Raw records
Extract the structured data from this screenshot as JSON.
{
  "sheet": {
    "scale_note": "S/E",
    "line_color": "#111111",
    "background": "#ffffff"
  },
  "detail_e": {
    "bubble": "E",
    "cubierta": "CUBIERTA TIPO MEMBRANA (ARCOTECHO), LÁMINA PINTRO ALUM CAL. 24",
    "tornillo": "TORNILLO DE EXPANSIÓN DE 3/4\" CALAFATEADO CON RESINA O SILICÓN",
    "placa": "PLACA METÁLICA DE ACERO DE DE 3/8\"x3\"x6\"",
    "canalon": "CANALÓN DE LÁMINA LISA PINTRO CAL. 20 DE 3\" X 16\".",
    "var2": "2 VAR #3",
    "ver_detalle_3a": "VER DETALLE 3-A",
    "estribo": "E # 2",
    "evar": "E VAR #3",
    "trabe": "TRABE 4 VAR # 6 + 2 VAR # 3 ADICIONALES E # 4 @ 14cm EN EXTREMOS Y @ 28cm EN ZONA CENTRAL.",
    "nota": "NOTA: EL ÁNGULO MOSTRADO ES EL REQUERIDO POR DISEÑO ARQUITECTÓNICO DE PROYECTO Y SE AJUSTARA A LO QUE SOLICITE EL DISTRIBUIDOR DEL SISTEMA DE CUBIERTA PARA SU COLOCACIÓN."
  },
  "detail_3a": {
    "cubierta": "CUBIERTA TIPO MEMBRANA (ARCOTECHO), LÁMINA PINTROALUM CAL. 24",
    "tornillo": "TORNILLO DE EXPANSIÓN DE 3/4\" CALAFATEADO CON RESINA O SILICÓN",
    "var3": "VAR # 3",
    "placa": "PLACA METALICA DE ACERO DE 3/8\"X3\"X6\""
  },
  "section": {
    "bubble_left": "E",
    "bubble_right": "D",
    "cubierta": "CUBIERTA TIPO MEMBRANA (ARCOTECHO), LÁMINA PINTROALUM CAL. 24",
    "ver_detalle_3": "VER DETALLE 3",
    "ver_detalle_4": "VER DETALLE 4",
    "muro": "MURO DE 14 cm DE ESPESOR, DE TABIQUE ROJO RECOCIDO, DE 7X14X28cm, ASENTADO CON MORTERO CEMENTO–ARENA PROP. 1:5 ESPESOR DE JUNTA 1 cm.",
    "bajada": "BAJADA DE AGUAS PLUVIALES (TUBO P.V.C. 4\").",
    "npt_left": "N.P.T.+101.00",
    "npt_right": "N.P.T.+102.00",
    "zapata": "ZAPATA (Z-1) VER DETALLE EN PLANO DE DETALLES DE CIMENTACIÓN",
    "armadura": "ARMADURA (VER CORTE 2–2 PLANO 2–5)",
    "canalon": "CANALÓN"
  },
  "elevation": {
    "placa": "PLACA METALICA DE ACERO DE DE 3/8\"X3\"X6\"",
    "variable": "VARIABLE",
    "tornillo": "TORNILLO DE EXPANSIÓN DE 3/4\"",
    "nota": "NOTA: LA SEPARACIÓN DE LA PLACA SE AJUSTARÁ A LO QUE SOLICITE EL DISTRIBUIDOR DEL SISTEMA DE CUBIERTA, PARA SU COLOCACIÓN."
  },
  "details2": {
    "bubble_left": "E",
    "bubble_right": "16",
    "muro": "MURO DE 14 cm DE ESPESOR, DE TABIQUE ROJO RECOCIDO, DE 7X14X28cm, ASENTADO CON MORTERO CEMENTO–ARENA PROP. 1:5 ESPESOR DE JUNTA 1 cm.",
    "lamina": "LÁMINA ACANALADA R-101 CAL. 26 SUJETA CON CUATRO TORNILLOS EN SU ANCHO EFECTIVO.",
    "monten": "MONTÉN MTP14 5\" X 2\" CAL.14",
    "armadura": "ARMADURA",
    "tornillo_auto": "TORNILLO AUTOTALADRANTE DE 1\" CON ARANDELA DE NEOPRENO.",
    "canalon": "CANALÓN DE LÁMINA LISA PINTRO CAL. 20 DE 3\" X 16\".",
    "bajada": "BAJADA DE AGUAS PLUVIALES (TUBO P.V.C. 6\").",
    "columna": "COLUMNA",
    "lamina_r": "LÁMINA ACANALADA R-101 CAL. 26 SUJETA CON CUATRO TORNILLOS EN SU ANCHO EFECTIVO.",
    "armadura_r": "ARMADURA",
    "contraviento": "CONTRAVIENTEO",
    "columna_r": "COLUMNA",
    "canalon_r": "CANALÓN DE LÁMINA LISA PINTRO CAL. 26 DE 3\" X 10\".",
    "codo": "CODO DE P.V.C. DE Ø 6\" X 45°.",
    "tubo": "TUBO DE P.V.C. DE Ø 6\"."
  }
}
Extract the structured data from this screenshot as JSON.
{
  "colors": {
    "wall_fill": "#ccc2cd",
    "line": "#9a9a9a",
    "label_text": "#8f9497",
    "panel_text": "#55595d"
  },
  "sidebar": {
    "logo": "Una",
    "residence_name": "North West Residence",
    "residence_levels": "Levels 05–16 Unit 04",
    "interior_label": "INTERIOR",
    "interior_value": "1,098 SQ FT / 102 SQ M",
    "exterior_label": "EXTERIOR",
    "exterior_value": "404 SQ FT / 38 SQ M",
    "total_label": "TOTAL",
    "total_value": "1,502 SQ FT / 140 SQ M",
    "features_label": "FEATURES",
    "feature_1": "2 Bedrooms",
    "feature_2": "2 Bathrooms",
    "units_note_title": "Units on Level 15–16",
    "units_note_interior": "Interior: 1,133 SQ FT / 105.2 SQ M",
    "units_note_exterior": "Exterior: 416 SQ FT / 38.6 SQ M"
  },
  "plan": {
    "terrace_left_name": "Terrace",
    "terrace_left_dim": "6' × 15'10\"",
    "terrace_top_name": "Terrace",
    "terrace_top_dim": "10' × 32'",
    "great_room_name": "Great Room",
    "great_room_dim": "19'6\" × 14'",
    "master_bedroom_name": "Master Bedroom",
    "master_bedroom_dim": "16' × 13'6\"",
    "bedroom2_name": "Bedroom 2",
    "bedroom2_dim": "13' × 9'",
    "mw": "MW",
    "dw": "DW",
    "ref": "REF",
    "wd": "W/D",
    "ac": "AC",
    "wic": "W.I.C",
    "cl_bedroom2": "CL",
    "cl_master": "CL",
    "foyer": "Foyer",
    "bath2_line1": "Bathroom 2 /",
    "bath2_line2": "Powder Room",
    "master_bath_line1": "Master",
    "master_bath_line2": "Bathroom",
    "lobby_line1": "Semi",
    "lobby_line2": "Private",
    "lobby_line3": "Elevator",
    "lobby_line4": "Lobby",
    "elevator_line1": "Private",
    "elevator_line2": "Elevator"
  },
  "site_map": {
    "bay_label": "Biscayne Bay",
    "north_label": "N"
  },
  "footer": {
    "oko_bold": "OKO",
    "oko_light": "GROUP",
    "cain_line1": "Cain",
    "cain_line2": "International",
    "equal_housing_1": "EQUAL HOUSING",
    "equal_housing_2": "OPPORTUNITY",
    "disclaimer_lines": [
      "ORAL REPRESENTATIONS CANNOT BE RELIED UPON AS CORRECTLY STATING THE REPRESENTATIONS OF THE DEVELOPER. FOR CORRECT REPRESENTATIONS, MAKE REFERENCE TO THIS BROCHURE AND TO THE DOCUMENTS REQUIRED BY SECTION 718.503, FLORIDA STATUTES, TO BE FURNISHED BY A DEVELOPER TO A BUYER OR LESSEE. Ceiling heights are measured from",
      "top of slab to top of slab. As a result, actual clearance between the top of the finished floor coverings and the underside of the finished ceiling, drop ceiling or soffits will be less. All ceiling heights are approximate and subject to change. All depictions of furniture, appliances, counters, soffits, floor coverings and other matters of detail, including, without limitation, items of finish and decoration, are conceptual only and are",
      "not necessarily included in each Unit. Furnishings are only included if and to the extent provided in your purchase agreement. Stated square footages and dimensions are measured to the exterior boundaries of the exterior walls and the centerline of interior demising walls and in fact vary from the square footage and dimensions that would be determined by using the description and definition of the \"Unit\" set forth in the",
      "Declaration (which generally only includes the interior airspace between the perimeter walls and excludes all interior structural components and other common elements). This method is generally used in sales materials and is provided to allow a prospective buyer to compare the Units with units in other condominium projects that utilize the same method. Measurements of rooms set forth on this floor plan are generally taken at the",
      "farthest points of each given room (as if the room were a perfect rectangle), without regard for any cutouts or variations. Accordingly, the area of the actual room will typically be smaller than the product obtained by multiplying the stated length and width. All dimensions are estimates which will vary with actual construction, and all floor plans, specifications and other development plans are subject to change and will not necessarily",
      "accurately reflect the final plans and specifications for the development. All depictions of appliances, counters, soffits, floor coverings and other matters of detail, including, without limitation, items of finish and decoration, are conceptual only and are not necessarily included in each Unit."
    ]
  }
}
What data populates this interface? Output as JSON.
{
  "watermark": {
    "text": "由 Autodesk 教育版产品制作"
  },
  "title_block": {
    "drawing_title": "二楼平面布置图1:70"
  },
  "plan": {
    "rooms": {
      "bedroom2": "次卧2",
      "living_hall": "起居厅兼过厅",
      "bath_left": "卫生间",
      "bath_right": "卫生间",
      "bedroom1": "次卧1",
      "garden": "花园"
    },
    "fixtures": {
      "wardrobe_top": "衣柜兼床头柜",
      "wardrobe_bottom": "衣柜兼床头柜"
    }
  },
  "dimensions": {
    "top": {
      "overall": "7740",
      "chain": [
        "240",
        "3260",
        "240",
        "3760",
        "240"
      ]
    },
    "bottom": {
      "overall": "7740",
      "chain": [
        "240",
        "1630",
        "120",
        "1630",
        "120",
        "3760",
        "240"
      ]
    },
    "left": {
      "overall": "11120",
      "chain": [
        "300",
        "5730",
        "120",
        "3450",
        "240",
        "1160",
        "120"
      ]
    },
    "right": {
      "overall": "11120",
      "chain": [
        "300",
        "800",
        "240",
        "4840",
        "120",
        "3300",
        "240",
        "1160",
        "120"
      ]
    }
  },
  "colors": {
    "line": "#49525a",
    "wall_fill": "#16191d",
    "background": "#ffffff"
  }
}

§ Problem statement: Begin with the line that contains "What data populates" and end with the last line of the records; set down every line in that span exactly, and nothing else.

§ In response:
What data populates this interface? Output as JSON.
{
  "watermark": {
    "text": "由 Autodesk 教育版产品制作"
  },
  "title_block": {
    "drawing_title": "二楼平面布置图1:70"
  },
  "plan": {
    "rooms": {
      "bedroom2": "次卧2",
      "living_hall": "起居厅兼过厅",
      "bath_left": "卫生间",
      "bath_right": "卫生间",
      "bedroom1": "次卧1",
      "garden": "花园"
    },
    "fixtures": {
      "wardrobe_top": "衣柜兼床头柜",
      "wardrobe_bottom": "衣柜兼床头柜"
    }
  },
  "dimensions": {
    "top": {
      "overall": "7740",
      "chain": [
        "240",
        "3260",
        "240",
        "3760",
        "240"
      ]
    },
    "bottom": {
      "overall": "7740",
      "chain": [
        "240",
        "1630",
        "120",
        "1630",
        "120",
        "3760",
        "240"
      ]
    },
    "left": {
      "overall": "11120",
      "chain": [
        "300",
        "5730",
        "120",
        "3450",
        "240",
        "1160",
        "120"
      ]
    },
    "right": {
      "overall": "11120",
      "chain": [
        "300",
        "800",
        "240",
        "4840",
        "120",
        "3300",
        "240",
        "1160",
        "120"
      ]
    }
  },
  "colors": {
    "line": "#49525a",
    "wall_fill": "#16191d",
    "background": "#ffffff"
  }
}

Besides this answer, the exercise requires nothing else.